>> Start

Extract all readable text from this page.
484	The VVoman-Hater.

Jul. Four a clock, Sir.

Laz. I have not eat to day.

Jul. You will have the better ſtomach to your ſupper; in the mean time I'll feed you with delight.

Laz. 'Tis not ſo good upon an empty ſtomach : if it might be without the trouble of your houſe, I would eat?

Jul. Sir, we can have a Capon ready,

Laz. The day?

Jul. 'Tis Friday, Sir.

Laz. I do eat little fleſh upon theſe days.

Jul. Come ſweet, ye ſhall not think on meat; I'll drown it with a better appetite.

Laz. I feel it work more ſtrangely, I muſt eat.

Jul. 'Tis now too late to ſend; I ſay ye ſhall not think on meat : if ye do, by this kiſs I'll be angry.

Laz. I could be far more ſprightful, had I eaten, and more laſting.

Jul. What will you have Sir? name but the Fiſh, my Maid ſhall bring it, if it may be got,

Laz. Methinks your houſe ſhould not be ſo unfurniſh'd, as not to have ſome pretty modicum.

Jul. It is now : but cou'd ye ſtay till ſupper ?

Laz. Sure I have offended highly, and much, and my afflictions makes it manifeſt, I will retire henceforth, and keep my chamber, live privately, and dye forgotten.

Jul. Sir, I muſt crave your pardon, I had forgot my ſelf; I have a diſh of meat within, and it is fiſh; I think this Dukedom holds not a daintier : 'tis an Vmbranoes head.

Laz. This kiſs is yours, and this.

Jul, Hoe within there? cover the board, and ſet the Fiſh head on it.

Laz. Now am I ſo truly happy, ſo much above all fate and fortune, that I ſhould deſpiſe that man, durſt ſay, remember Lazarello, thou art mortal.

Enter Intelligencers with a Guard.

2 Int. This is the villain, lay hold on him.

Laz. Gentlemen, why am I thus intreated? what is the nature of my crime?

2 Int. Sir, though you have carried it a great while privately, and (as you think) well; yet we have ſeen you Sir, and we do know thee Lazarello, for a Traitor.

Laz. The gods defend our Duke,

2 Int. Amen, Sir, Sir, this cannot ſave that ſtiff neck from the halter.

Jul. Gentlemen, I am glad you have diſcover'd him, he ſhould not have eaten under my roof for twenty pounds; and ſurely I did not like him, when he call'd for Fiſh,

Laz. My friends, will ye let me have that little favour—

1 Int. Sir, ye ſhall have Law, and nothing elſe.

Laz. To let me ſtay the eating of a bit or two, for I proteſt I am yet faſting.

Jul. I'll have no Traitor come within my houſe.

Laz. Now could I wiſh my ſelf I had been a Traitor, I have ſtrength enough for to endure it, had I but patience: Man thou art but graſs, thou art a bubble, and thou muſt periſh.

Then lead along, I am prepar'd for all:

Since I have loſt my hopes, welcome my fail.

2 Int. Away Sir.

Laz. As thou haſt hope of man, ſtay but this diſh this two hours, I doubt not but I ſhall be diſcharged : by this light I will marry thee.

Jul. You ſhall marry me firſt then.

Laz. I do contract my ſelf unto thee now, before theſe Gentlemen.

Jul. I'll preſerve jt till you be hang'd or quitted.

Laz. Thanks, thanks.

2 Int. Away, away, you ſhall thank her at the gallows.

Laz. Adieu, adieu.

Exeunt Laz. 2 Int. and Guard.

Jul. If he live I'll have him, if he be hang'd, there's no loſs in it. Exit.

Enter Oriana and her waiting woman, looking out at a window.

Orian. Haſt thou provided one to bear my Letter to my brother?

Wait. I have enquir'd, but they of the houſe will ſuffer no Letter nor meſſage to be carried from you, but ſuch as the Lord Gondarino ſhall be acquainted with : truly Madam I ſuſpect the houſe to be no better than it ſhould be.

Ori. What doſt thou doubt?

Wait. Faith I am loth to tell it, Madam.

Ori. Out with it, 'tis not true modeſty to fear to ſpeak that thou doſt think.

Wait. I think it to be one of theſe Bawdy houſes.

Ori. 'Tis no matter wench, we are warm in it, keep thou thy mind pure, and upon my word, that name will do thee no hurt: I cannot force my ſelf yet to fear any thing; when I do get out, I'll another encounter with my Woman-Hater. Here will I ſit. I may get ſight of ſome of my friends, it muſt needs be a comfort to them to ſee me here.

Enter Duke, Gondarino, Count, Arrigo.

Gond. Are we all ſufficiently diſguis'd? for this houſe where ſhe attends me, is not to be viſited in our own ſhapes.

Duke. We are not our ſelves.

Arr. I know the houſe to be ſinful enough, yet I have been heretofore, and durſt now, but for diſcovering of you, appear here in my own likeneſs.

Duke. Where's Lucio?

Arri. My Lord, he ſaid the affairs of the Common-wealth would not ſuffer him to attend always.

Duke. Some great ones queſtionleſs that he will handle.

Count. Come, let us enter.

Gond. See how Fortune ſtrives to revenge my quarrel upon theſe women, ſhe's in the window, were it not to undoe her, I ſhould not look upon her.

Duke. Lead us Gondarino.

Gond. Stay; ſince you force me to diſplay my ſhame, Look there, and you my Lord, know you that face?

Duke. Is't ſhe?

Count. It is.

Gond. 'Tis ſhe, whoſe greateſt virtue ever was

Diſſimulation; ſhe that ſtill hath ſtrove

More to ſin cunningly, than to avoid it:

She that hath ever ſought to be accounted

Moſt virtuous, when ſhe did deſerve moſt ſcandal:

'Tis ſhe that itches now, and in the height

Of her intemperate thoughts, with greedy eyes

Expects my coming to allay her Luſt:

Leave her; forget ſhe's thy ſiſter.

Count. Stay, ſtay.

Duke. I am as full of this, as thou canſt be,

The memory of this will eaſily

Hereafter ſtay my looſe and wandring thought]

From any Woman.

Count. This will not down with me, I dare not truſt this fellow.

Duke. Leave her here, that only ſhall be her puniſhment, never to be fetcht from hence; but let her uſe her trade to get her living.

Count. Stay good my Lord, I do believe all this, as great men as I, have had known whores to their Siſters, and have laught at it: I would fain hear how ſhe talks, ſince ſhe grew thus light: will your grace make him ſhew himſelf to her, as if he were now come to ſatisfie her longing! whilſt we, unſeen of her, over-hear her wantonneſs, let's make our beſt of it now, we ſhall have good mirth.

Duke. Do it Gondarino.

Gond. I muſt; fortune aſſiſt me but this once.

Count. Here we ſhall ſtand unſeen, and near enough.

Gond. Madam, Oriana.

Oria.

>> End

The word "durſt" may occur in lines of the records. Report how many such lines there are, giving only the number.

2